### [SUPPLIED ENTRIES]
** Begin **

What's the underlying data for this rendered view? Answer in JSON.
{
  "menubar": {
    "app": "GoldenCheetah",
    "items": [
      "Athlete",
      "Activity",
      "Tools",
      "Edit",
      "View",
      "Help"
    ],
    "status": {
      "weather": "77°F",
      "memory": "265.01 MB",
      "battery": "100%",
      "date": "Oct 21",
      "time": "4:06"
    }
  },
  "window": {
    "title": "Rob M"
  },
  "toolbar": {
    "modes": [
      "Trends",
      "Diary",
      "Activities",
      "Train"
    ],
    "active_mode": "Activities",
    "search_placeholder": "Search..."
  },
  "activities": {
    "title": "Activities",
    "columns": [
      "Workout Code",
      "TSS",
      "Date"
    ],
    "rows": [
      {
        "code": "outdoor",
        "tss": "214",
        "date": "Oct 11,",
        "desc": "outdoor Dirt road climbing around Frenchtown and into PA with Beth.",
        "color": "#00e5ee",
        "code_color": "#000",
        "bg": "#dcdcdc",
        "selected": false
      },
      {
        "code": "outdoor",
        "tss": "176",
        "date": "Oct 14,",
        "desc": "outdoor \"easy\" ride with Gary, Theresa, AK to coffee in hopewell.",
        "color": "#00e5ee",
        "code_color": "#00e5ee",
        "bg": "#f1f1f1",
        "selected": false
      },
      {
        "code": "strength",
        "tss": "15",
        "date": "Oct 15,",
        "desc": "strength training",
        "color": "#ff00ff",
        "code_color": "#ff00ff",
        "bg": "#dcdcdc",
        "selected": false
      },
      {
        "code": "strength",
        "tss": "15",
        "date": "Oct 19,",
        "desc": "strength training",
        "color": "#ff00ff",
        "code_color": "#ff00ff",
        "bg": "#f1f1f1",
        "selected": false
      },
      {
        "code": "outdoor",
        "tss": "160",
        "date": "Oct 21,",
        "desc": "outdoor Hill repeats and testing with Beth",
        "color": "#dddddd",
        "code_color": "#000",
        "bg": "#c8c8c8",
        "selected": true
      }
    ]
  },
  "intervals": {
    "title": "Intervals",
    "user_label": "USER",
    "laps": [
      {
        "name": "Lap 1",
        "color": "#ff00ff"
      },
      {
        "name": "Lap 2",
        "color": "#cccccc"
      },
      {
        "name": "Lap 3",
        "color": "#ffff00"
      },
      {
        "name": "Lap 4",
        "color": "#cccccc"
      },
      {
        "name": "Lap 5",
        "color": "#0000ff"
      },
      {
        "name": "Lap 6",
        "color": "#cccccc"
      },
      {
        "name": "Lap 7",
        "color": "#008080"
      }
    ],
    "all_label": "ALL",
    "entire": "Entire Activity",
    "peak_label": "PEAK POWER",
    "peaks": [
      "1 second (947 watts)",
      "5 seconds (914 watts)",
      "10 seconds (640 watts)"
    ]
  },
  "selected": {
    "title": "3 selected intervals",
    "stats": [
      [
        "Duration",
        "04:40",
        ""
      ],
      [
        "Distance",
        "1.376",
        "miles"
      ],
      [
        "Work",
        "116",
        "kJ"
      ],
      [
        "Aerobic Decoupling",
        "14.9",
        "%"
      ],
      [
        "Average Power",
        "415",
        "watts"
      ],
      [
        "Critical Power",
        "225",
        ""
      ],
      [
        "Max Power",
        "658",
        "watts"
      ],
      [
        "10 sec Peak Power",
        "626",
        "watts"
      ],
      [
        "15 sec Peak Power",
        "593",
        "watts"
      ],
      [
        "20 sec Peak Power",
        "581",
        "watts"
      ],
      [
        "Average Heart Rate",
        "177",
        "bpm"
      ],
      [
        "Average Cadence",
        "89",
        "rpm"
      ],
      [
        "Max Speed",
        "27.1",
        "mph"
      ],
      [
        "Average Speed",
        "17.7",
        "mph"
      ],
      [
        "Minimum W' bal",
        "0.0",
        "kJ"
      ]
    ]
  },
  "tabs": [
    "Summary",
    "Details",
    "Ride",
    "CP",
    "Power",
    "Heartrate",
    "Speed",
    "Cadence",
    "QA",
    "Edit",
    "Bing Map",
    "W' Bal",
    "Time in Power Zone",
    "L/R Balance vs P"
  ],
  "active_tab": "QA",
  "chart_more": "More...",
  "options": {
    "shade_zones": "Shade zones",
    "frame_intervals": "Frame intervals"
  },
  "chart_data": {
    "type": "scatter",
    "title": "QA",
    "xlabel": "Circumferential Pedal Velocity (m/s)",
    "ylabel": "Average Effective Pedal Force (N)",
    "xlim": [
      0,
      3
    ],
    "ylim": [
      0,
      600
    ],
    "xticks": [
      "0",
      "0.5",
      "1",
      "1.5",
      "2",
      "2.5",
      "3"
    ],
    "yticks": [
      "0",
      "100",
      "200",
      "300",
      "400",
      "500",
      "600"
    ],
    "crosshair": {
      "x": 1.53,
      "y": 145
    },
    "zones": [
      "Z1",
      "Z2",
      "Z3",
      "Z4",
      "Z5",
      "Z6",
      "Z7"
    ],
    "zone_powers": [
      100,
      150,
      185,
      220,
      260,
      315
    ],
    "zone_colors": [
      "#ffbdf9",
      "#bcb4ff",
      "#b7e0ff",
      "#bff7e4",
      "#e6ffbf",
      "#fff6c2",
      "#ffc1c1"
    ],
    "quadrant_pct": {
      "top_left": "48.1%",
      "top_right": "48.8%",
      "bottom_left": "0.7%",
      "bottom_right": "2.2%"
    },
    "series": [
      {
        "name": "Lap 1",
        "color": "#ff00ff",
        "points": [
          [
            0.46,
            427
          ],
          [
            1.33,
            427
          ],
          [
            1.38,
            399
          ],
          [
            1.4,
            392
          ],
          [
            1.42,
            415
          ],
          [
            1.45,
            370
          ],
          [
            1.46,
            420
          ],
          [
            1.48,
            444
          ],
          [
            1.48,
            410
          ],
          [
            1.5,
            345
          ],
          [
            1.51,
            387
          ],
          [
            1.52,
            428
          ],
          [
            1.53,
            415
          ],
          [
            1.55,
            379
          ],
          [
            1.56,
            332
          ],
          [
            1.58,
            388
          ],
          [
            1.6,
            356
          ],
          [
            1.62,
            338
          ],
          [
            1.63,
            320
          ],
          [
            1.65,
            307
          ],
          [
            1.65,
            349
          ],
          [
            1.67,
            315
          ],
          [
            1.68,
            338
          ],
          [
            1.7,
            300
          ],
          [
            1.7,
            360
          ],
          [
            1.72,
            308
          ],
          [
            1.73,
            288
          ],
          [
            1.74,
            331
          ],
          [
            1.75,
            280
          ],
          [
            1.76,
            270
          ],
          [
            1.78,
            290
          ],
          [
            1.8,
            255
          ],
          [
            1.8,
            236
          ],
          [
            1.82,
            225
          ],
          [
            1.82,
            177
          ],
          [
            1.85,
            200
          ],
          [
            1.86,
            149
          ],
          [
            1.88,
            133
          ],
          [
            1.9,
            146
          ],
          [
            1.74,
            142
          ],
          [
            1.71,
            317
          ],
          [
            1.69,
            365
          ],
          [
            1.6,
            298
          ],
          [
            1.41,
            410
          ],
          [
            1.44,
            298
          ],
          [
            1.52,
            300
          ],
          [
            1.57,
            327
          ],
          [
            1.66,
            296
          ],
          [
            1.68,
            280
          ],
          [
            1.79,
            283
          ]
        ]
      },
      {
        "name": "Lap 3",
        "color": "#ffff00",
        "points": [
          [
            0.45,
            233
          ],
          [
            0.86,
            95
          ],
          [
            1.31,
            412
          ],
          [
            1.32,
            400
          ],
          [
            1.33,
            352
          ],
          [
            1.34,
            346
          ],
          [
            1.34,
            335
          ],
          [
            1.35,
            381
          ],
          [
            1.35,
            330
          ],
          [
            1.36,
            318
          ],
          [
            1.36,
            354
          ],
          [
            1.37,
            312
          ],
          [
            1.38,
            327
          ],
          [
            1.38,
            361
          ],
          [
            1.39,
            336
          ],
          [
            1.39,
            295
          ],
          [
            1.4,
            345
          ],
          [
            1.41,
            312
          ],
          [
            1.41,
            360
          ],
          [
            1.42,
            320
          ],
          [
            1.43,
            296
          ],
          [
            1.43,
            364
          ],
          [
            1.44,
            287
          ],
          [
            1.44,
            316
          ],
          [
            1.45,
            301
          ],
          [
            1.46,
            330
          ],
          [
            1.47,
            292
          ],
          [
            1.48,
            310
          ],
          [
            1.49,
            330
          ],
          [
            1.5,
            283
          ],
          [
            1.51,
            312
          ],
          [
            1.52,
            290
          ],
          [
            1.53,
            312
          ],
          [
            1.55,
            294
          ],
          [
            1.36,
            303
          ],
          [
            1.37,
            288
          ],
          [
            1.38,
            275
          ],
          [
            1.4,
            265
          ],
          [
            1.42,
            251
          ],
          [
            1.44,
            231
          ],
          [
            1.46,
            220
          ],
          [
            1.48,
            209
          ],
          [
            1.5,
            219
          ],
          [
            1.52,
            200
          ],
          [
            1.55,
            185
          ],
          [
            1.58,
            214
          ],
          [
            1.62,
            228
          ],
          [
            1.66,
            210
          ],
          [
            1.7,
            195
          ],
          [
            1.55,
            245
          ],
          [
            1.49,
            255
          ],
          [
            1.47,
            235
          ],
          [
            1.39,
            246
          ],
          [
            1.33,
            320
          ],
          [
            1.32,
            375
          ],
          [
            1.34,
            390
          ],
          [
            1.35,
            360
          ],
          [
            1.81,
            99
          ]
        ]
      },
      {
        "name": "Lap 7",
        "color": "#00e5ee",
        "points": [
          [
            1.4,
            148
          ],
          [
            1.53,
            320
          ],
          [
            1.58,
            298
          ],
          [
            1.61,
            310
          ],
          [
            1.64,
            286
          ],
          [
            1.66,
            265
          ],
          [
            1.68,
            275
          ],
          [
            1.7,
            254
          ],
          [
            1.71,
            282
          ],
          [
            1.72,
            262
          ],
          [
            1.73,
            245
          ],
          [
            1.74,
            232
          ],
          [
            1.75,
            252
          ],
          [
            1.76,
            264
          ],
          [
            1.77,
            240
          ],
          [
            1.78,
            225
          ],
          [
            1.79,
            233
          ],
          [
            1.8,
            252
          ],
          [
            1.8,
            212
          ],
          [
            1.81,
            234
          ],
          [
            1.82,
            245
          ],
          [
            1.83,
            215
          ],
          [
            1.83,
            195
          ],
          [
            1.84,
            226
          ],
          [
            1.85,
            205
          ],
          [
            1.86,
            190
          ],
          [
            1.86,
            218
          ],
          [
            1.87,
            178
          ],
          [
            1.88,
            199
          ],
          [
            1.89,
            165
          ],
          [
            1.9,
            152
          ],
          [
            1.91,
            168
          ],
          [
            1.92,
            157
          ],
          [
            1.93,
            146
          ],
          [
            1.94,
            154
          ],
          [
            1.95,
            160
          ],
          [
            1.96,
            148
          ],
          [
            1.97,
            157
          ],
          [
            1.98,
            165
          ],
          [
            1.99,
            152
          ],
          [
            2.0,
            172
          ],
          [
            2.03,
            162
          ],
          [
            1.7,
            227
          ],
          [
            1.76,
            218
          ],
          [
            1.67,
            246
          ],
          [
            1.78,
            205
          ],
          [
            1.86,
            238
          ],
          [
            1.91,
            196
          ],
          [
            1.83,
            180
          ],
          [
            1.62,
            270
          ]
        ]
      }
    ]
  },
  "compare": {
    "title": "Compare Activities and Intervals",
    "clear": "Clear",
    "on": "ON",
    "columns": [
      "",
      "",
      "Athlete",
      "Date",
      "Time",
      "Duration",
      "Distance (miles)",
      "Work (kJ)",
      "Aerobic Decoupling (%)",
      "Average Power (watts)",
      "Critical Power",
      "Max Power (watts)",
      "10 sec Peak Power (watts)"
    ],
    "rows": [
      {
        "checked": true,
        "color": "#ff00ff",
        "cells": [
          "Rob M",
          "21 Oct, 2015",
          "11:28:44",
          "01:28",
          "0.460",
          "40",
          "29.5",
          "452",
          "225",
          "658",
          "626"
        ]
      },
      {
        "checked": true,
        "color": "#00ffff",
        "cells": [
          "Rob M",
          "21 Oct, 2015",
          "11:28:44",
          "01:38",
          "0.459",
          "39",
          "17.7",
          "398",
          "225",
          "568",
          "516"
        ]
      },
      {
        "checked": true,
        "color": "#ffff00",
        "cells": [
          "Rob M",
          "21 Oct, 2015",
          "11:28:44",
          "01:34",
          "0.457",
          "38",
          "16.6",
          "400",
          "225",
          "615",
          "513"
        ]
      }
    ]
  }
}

** End **

Respond with nothing but the number of lines in the entries that contain the string "Average".

6